> _Task prompt_:
Show every line containing "over" by copying it.

Start Input data

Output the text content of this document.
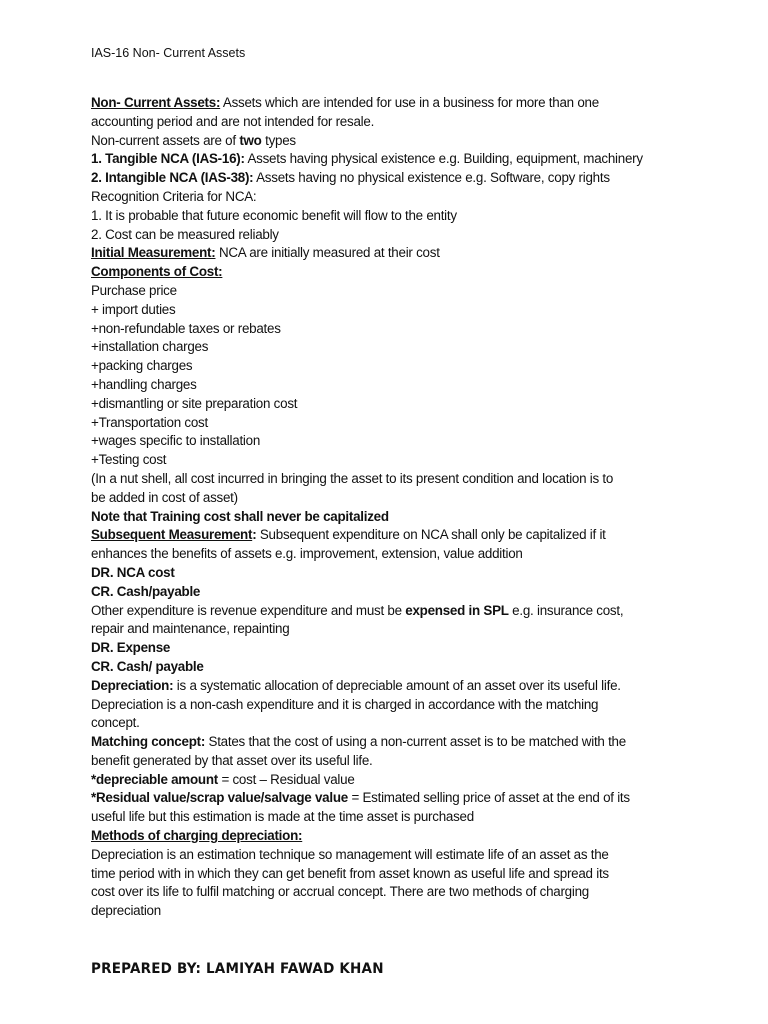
IAS-16 Non- Current Assets

Non- Current Assets: Assets which are intended for use in a business for more than one

accounting period and are not intended for resale.

Non-current assets are of two types

1. Tangible NCA (IAS-16): Assets having physical existence e.g. Building, equipment, machinery

2. Intangible NCA (IAS-38): Assets having no physical existence e.g. Software, copy rights

Recognition Criteria for NCA:

1. It is probable that future economic benefit will flow to the entity

2. Cost can be measured reliably

Initial Measurement: NCA are initially measured at their cost

Components of Cost:

Purchase price

+ import duties

+non-refundable taxes or rebates

+installation charges

+packing charges

+handling charges

+dismantling or site preparation cost

+Transportation cost

+wages specific to installation

+Testing cost

(In a nut shell, all cost incurred in bringing the asset to its present condition and location is to

be added in cost of asset)

Note that Training cost shall never be capitalized

Subsequent Measurement: Subsequent expenditure on NCA shall only be capitalized if it

enhances the benefits of assets e.g. improvement, extension, value addition

DR. NCA cost

CR. Cash/payable

Other expenditure is revenue expenditure and must be expensed in SPL e.g. insurance cost,

repair and maintenance, repainting

DR. Expense

CR. Cash/ payable

Depreciation: is a systematic allocation of depreciable amount of an asset over its useful life.

Depreciation is a non-cash expenditure and it is charged in accordance with the matching

concept.

Matching concept: States that the cost of using a non-current asset is to be matched with the

benefit generated by that asset over its useful life.

*depreciable amount = cost – Residual value

*Residual value/scrap value/salvage value = Estimated selling price of asset at the end of its

useful life but this estimation is made at the time asset is purchased

Methods of charging depreciation:

Depreciation is an estimation technique so management will estimate life of an asset as the

time period with in which they can get benefit from asset known as useful life and spread its

cost over its life to fulfil matching or accrual concept. There are two methods of charging

depreciation

PREPARED BY: LAMIYAH FAWAD KHAN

End Input data

> _Expected output_:
Depreciation: is a systematic allocation of depreciable amount of an asset over its useful life.
benefit generated by that asset over its useful life.
cost over its life to fulfil matching or accrual concept. There are two methods of charging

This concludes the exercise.